TASK INSTRUCTIONS: Filter the records below down to lines containing "美美与共".

RECORDS TO PROCESS:
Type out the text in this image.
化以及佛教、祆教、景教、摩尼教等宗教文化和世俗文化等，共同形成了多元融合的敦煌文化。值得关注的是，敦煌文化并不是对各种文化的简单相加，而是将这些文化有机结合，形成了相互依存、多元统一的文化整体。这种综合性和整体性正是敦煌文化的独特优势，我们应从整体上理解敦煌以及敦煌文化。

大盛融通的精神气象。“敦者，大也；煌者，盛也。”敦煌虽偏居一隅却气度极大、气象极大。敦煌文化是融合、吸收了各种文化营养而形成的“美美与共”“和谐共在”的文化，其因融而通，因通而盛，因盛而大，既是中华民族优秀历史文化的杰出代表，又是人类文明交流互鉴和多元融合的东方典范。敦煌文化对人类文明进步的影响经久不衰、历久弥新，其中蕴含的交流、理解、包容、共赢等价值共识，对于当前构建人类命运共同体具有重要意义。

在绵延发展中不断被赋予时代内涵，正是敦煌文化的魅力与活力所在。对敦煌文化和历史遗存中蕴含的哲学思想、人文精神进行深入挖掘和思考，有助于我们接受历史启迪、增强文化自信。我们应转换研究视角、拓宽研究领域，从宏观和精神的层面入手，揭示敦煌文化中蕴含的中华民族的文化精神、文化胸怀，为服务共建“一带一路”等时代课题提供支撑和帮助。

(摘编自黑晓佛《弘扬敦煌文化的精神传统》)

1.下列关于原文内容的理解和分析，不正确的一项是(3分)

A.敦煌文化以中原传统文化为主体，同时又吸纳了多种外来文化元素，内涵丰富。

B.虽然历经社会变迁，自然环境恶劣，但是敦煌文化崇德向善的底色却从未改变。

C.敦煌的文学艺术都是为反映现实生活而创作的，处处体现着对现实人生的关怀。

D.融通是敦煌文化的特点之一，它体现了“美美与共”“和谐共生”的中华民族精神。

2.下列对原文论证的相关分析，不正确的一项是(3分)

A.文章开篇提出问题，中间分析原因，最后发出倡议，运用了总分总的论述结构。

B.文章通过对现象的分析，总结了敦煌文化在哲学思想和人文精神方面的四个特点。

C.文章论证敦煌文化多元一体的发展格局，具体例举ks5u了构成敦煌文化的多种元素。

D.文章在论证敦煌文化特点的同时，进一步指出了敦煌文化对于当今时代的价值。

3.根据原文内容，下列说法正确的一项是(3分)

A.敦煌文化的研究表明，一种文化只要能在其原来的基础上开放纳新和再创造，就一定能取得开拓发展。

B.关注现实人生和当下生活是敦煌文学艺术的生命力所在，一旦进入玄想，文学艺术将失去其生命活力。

EXERCISE RESPONSE:
大盛融通的精神气象。“敦者，大也；煌者，盛也。”敦煌虽偏居一隅却气度极大、气象极大。敦煌文化是融合、吸收了各种文化营养而形成的“美美与共”“和谐共在”的文化，其因融而通，因通而盛，因盛而大，既是中华民族优秀历史文化的杰出代表，又是人类文明交流互鉴和多元融合的东方典范。敦煌文化对人类文明进步的影响经久不衰、历久弥新，其中蕴含的交流、理解、包容、共赢等价值共识，对于当前构建人类命运共同体具有重要意义。
D.融通是敦煌文化的特点之一，它体现了“美美与共”“和谐共生”的中华民族精神。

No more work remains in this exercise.